[begin PROVIDED RECORDS]

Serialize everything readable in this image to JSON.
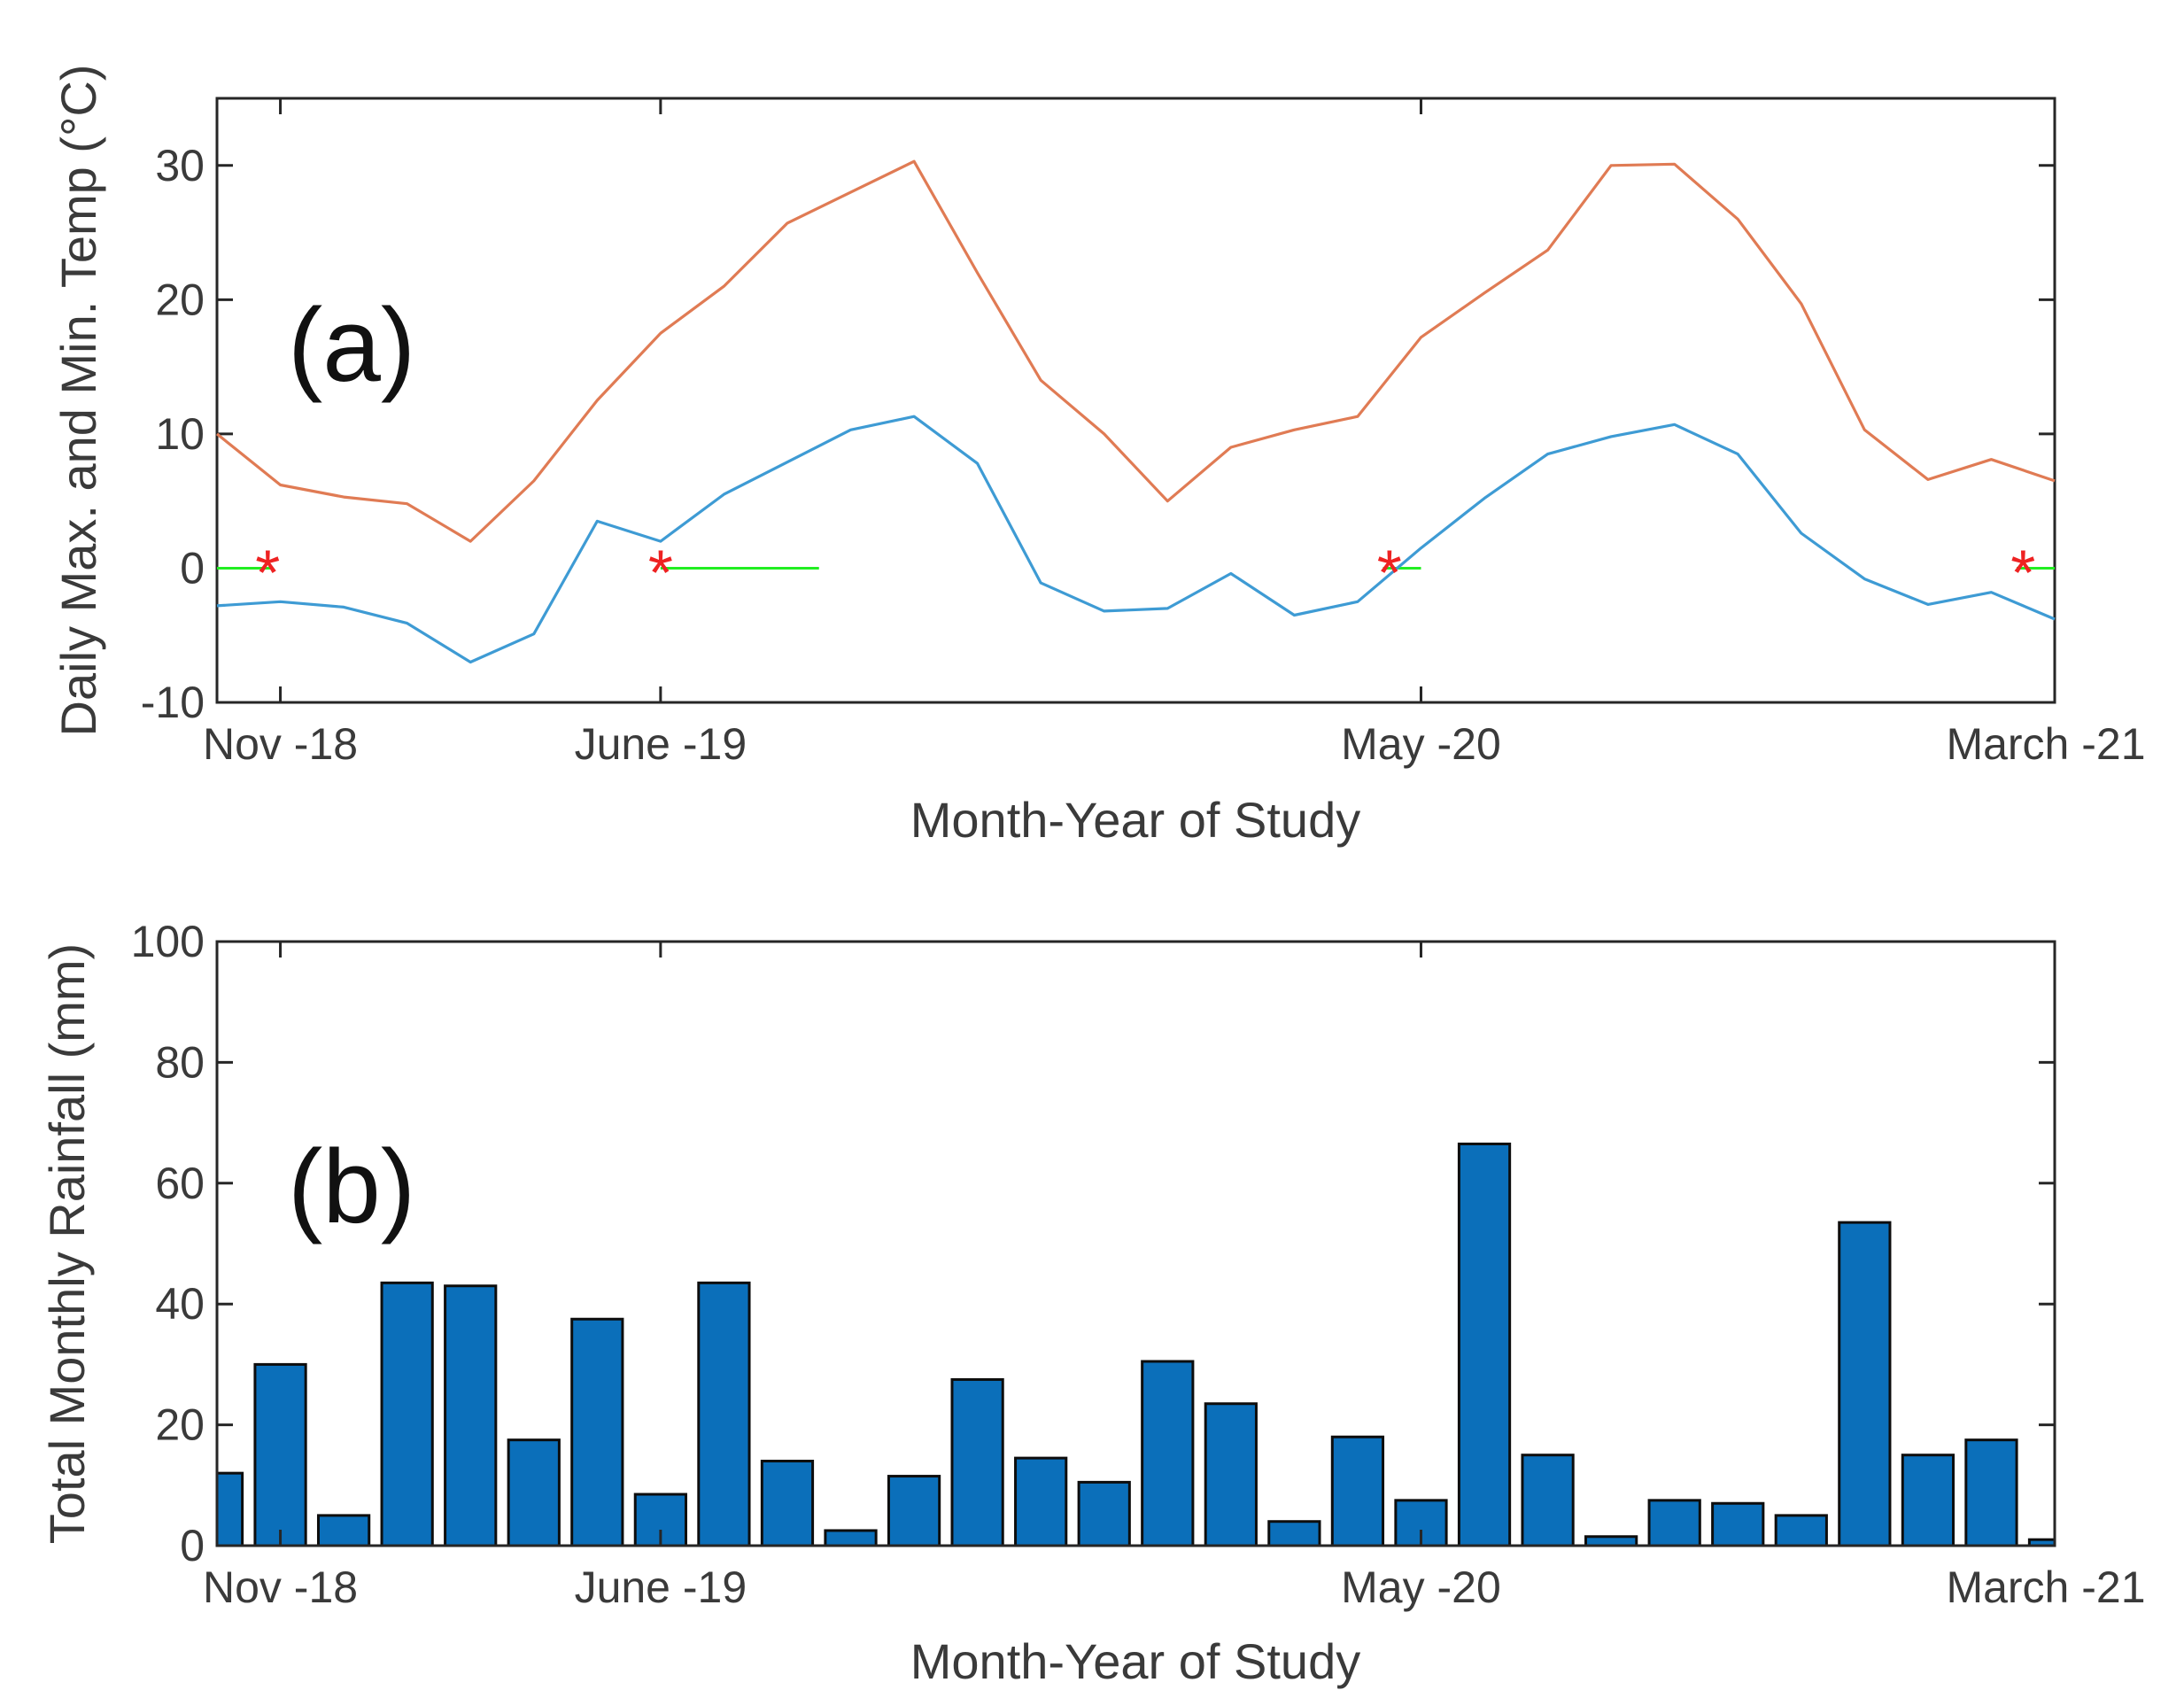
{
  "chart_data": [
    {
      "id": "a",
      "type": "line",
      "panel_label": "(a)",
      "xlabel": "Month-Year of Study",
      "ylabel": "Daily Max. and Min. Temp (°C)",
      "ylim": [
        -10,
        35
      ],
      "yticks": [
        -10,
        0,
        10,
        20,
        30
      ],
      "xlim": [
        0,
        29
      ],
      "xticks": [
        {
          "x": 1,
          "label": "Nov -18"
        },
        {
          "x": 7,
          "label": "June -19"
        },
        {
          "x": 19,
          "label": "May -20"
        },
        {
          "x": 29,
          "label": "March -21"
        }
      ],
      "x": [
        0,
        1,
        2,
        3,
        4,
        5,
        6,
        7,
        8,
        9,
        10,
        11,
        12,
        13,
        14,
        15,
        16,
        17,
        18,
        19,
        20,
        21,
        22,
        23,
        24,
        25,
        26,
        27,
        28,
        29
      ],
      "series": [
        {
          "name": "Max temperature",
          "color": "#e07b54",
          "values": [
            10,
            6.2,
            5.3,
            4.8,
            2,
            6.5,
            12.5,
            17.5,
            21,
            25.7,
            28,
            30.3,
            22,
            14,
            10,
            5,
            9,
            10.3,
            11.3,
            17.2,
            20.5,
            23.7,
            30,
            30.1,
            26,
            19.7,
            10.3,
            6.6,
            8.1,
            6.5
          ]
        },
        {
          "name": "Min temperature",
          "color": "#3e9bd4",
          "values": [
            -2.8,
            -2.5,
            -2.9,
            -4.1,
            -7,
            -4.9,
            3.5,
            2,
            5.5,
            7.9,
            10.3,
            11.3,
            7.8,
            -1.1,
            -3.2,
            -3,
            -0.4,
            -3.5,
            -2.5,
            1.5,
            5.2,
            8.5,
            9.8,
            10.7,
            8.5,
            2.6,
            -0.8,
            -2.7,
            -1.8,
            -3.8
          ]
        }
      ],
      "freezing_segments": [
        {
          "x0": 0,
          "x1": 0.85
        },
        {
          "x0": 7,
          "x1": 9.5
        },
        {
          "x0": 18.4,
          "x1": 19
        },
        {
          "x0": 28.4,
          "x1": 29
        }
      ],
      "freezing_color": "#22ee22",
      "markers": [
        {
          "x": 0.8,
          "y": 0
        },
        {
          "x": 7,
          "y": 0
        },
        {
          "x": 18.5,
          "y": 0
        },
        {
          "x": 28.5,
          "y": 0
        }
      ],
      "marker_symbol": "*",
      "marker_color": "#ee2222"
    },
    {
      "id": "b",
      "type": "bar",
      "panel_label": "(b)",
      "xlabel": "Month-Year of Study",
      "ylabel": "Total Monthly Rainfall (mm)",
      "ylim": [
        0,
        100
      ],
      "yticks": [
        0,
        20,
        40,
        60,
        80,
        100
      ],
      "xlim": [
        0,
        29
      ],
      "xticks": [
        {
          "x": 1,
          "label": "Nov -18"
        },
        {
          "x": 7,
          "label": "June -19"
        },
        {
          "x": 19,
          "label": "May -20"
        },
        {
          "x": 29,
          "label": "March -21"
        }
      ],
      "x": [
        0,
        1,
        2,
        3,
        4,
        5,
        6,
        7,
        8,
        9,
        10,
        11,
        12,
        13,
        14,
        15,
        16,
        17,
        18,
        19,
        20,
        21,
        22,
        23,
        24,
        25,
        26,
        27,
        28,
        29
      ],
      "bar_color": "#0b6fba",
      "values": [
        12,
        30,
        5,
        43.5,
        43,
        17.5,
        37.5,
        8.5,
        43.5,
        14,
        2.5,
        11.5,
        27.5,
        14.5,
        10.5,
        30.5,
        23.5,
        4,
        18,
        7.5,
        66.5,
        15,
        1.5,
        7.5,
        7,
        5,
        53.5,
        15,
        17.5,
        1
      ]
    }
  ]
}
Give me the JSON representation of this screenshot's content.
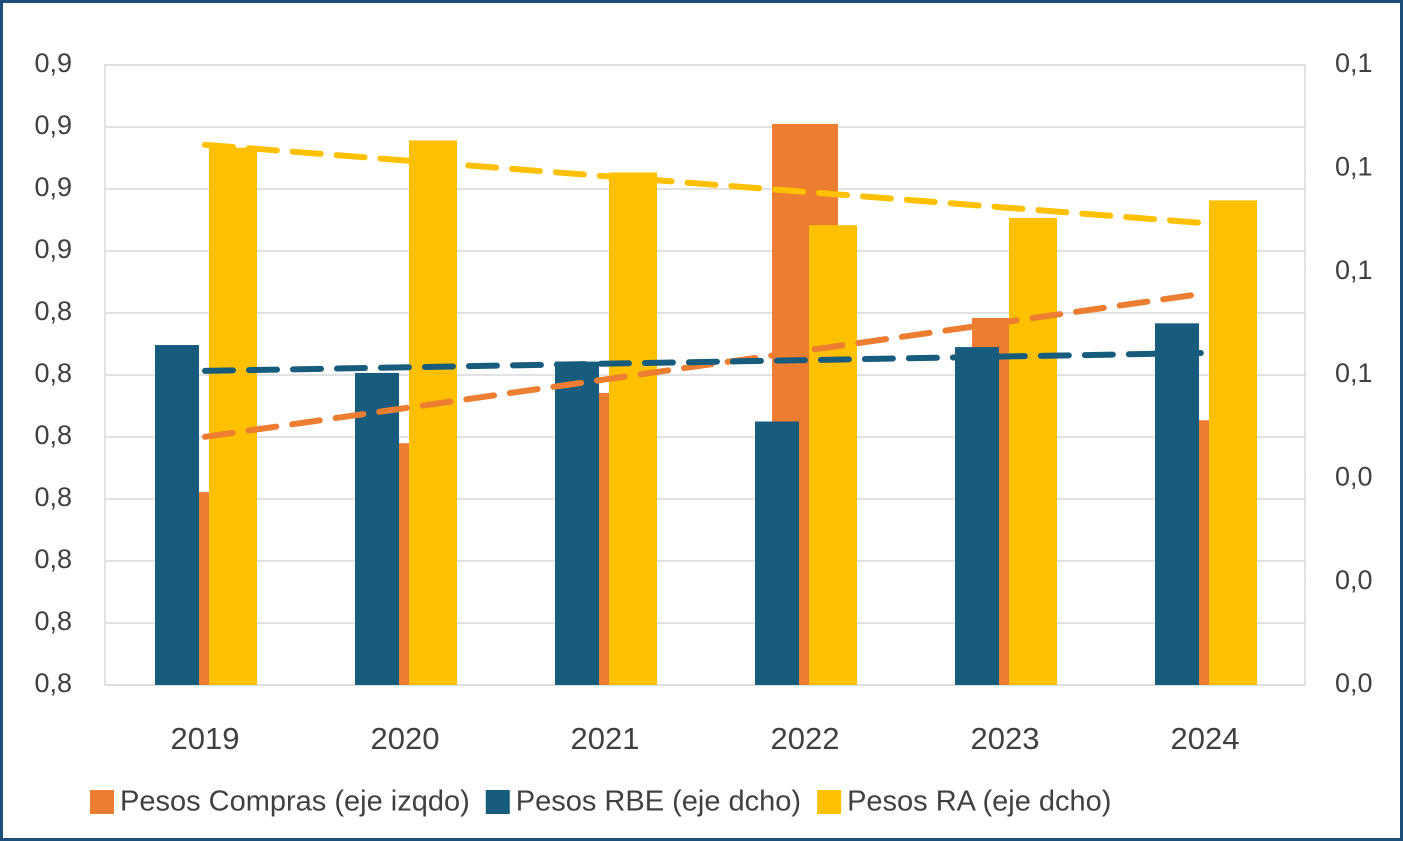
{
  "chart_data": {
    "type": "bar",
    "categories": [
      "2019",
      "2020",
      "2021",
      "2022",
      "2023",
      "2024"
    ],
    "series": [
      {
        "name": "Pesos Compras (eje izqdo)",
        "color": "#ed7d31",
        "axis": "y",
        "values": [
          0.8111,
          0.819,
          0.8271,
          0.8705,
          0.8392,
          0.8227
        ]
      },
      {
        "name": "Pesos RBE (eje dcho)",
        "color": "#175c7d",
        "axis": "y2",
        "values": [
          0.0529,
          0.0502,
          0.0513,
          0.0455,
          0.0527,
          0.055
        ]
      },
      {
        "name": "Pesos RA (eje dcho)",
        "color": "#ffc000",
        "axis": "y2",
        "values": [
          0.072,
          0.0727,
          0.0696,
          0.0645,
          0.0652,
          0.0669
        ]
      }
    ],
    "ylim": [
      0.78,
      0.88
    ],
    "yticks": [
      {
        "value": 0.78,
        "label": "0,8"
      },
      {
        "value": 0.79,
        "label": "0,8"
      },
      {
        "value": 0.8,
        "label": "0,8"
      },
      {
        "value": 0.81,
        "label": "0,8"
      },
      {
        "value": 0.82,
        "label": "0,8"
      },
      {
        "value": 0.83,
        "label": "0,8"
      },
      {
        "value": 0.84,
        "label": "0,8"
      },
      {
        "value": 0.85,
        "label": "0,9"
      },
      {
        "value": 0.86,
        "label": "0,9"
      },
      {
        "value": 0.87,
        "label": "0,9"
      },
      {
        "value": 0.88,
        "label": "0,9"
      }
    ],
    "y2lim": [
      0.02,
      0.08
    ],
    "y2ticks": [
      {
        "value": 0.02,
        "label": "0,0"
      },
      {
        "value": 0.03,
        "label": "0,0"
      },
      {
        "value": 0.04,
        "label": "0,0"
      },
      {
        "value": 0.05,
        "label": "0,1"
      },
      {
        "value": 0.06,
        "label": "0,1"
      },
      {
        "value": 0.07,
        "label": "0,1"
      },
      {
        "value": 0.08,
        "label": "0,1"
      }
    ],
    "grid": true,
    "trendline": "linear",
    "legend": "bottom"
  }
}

[end PROVIDED RECORDS]

PROBLEM DESCRIPTION:
Report each line of the material above where the word "dcho" appears.

ANSWER BELOW:
        "name": "Pesos RBE (eje dcho)",
        "name": "Pesos RA (eje dcho)",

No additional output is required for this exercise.